> [Task objective] Out of the lines in this data, how many include "copy"? Give the number and nothing else.

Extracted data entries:
◆ ◆ ◆ ◆ ◆

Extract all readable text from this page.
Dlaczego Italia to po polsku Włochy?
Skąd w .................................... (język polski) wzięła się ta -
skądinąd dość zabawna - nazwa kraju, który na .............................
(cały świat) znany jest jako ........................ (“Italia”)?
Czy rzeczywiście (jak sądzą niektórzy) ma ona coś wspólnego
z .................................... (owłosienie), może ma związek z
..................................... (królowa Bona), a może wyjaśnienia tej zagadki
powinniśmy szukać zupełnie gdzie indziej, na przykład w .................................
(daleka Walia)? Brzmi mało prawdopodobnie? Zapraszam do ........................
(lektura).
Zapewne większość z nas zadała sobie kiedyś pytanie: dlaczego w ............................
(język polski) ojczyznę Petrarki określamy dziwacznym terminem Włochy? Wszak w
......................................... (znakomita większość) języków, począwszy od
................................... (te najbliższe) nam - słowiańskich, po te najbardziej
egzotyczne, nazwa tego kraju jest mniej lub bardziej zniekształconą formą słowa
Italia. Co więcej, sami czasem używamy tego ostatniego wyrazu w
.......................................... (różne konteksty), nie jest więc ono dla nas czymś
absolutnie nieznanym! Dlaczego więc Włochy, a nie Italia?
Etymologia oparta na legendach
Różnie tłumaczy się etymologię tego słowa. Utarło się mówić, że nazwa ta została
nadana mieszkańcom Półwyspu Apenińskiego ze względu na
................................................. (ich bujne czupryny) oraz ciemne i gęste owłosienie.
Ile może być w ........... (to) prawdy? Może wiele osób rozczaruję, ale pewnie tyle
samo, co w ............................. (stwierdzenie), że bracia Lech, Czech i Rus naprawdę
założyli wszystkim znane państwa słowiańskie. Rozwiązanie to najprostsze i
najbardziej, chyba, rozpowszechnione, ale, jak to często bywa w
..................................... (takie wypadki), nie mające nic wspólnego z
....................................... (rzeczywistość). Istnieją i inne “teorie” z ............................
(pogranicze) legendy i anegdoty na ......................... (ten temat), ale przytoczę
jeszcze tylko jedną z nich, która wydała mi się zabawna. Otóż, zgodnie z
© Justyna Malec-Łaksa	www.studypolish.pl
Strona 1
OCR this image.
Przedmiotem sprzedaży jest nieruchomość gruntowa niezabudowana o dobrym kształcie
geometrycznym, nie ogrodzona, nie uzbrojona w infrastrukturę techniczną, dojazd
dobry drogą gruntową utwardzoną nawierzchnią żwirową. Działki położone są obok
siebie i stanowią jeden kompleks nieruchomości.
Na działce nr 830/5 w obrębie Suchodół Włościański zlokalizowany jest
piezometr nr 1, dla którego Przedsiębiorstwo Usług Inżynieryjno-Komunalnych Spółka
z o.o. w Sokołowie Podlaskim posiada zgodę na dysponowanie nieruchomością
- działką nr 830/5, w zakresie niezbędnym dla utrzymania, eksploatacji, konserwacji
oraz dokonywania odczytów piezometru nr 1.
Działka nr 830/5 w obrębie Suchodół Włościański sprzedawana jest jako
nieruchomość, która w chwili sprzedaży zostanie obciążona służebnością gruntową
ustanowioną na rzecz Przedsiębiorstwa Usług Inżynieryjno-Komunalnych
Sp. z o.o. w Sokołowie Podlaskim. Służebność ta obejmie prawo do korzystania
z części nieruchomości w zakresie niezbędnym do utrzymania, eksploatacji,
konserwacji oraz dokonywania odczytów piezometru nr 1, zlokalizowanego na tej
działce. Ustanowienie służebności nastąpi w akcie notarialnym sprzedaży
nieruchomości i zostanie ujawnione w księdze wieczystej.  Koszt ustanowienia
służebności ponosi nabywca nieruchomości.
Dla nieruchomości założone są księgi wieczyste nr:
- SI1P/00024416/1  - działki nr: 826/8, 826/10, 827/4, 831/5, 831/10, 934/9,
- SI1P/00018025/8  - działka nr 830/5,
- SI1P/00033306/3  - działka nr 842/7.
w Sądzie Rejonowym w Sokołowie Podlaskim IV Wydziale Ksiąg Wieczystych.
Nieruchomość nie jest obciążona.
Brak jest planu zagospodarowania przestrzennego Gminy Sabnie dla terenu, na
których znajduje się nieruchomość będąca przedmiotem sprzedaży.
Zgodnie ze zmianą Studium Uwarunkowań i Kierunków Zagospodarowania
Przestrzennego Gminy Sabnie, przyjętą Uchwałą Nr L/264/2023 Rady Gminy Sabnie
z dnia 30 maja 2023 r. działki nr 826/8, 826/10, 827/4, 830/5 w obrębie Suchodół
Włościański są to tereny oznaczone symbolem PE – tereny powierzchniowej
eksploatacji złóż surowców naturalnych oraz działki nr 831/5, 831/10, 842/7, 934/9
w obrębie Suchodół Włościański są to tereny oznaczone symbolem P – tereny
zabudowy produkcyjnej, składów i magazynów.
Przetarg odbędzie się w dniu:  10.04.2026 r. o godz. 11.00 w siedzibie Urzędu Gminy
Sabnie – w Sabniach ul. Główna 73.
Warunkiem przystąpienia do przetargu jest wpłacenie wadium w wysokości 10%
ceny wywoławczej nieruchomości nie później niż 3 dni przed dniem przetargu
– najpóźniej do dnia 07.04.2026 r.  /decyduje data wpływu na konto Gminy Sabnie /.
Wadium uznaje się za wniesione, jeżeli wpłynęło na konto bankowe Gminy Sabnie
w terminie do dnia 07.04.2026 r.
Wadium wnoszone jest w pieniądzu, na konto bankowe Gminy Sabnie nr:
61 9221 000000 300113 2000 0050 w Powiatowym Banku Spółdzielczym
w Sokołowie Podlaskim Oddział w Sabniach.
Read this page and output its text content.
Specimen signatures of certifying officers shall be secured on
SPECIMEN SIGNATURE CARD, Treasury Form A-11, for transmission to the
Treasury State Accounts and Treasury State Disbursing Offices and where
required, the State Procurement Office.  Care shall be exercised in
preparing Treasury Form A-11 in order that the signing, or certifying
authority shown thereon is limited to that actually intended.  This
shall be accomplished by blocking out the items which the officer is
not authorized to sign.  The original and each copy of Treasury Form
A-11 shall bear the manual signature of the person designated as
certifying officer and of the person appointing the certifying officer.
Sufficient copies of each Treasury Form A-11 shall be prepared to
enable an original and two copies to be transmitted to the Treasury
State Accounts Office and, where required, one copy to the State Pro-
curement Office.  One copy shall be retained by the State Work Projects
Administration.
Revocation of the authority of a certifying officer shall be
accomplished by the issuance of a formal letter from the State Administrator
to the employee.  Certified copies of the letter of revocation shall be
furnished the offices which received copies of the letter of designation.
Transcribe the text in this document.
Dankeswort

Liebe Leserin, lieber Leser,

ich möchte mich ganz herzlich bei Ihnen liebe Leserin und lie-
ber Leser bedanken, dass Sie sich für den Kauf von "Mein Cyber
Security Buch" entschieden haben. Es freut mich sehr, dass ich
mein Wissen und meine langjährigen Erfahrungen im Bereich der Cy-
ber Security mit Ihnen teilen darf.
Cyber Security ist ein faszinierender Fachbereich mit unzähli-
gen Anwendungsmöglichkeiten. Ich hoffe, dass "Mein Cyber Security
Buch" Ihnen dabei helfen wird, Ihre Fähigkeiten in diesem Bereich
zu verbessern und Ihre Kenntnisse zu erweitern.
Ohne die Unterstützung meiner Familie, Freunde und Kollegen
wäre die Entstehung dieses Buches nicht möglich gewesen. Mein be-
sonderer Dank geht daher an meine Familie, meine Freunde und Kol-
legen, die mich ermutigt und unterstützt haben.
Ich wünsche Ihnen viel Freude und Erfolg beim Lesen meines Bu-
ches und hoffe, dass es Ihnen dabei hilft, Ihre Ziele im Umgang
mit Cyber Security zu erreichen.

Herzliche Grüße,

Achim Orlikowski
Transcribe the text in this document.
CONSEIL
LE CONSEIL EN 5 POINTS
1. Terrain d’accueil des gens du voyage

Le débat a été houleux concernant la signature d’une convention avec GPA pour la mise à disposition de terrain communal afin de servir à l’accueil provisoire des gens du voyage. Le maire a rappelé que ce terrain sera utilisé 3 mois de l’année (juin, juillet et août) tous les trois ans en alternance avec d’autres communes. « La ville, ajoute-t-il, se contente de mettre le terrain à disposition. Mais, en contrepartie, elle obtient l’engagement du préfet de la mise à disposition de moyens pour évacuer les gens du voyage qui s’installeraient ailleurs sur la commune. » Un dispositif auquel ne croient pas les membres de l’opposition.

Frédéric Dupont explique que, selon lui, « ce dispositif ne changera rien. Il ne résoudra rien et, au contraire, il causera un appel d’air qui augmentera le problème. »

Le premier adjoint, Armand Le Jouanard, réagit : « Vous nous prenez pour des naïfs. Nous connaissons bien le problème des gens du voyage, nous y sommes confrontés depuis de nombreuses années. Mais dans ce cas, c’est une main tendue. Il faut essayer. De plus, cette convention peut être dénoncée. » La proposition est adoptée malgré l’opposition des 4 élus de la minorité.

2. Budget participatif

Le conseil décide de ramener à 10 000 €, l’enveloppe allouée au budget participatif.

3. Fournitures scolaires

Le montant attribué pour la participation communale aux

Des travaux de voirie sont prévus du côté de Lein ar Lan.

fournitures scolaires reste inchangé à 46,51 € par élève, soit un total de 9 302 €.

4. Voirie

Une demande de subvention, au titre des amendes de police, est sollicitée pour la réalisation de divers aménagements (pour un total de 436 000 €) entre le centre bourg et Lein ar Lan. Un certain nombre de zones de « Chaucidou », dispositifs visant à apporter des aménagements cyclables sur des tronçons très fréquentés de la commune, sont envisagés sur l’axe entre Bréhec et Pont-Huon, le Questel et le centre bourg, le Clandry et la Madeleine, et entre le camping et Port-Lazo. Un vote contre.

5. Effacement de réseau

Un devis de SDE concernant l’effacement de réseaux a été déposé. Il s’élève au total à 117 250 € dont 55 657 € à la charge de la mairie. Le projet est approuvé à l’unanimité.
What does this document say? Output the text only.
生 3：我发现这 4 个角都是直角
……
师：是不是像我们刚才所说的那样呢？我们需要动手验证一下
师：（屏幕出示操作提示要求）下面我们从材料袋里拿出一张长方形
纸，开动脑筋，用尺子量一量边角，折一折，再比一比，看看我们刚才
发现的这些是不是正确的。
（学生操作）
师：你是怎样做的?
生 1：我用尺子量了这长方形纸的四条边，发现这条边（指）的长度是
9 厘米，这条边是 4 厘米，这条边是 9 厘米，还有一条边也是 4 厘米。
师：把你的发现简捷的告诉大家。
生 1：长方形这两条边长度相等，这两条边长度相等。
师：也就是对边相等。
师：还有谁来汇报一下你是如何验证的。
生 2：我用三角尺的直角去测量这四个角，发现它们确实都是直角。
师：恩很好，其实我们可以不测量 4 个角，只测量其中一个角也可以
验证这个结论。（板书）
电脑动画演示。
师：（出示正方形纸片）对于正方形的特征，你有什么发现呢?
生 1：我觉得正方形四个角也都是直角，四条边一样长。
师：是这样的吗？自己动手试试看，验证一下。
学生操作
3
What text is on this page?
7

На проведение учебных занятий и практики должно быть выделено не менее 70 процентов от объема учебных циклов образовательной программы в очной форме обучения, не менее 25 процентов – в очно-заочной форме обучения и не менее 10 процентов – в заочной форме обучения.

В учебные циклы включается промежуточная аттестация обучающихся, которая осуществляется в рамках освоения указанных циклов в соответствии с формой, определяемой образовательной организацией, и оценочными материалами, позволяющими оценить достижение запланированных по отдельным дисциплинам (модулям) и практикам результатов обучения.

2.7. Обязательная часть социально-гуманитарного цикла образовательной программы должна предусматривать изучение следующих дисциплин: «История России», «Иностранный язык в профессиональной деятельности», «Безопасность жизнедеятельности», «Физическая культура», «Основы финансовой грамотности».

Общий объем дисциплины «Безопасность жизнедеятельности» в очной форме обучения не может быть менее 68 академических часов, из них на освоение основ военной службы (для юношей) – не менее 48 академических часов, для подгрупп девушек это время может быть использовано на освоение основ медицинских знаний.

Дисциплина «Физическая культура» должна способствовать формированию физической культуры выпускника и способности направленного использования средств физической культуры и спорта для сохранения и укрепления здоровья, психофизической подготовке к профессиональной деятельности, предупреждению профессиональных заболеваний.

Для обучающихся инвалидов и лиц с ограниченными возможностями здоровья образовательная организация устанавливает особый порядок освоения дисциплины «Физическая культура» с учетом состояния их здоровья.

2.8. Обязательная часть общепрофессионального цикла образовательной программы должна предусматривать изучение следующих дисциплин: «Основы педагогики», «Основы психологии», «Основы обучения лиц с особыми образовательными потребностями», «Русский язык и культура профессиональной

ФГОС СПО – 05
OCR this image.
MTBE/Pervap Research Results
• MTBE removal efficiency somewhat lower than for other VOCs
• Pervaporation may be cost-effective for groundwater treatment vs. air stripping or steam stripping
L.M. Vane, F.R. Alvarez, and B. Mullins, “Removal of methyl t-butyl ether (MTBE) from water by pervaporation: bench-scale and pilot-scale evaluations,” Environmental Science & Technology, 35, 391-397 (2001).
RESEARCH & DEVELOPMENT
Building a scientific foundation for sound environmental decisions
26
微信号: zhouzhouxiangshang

◆ ◆ ◆ ◆ ◆

> [Answer to the problem] 3